══ The input ══
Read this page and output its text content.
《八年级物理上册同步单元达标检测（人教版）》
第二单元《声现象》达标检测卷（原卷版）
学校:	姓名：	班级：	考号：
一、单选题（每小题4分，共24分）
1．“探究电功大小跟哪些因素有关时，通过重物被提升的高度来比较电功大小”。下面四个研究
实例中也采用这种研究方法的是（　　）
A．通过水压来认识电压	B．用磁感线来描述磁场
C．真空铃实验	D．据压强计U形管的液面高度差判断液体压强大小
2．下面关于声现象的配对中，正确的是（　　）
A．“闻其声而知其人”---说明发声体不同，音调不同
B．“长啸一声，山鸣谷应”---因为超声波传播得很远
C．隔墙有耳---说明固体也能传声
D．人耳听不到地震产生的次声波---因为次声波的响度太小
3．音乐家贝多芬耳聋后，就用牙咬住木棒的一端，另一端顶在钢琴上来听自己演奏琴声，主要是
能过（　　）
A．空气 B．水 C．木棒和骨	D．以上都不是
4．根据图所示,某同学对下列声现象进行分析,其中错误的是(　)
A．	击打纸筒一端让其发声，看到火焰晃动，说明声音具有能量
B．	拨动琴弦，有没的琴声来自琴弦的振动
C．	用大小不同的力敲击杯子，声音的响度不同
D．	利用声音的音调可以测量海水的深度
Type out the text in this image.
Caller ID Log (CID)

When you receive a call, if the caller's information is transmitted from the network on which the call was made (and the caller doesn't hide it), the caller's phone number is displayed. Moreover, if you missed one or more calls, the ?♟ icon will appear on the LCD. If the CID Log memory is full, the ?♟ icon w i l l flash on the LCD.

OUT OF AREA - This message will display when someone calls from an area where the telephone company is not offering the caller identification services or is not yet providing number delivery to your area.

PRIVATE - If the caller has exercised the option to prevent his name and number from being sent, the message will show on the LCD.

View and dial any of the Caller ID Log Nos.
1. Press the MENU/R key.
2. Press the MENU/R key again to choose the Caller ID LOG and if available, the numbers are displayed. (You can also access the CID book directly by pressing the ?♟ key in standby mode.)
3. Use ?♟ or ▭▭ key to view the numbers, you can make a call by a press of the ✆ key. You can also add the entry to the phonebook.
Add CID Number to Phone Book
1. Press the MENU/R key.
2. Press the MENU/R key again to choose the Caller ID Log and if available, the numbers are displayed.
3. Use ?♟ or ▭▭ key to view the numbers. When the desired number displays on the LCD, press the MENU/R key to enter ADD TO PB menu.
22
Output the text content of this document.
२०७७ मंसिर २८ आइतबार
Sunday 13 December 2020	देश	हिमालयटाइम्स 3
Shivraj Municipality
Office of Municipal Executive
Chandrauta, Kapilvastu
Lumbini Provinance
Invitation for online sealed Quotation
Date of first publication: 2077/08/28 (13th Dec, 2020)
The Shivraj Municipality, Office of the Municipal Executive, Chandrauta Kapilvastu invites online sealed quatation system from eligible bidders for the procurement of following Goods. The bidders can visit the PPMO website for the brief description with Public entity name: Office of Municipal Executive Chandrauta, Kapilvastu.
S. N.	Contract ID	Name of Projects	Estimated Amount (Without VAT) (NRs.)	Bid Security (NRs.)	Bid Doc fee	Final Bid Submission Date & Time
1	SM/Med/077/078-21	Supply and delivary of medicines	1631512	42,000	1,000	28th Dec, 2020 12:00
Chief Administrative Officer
═══
§ **Short problem**:
Return, from the data, each line that has the word "sealed" in it.

§ **Response**:
Invitation for online sealed Quotation
The Shivraj Municipality, Office of the Municipal Executive, Chandrauta Kapilvastu invites online sealed quatation system from eligible bidders for the procurement of following Goods. The bidders can visit the PPMO website for the brief description with Public entity name: Office of Municipal Executive Chandrauta, Kapilvastu.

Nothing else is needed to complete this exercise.